═══ Excerto para leitura

As vozes tonitruantes da campanha do “Não” são do calibre de uma sinistra ratazana de sacristia como o Abominável César das Neves, que profere impunemente barbaridades como esta: “A vitória do sim torna o aborto tão normal como comprar um telemóvel”; outro diácono dos remédios, Sarsfield Cabral, vocifera por seu turno que o aborto será tão fácil como ir de férias para o Brasil; enquanto um bispo ébrio de ódio compara a descriminalização do aborto ao enforcamento de Saddam Hussein.
Perante o silêncio cúmplice de mais respeitáveis e moderados defensores do “Não”, só me resta concluir que partilham estes argumentos sacripantas, e em vez de colocarmos esta “querela” num plano de consciência individual, devíamos era sugerir que dessem mais um apertão no cilício.

══════
═══ Dados de entrada

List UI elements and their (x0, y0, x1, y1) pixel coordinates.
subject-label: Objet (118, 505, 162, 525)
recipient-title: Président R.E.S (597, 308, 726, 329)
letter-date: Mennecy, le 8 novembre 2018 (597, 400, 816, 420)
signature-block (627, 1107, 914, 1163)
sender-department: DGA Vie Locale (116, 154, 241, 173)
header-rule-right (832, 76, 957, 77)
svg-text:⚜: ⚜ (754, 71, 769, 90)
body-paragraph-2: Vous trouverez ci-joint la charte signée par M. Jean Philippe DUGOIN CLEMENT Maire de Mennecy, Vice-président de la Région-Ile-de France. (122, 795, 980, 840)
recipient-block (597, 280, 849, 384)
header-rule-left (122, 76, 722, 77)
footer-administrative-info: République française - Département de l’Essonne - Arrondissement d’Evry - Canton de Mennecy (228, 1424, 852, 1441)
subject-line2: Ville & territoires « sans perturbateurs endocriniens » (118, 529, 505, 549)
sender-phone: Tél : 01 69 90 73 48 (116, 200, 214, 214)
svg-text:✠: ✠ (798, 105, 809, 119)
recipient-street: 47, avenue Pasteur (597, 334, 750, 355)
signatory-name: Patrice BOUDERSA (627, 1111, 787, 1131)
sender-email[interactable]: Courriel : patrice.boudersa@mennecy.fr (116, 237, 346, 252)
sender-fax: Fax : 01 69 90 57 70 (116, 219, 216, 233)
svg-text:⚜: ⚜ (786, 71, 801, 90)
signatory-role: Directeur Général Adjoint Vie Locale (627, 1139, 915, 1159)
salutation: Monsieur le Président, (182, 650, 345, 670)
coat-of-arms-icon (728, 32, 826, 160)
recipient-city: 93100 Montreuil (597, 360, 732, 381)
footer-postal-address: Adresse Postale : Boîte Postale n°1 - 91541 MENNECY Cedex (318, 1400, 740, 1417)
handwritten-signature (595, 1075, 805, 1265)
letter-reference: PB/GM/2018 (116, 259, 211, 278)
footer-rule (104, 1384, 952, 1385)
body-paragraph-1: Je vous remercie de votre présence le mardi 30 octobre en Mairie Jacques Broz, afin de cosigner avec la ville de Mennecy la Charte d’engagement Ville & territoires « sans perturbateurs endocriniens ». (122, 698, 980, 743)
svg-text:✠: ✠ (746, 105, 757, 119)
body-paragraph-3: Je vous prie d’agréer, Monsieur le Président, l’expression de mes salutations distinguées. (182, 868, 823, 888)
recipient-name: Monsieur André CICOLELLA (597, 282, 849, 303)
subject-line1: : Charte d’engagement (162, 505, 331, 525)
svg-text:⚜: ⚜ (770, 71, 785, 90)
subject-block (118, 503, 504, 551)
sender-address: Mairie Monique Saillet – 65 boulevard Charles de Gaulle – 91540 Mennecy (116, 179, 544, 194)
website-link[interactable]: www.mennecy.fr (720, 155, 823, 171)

══════

#### [Instruções da tarefa]
Pode reproduzir o trecho do excerto sobre a campanha do “Não”, começando nas palavras que contêm “Perante o silêncio” e parando logo depois de “apertão no cilício.”?

#### [Resolução]
Perante o silêncio cúmplice de mais respeitáveis e moderados defensores do “Não”, só me resta concluir que partilham estes argumentos sacripantas, e em vez de colocarmos esta “querela” num plano de consciência individual, devíamos era sugerir que dessem mais um apertão no cilício.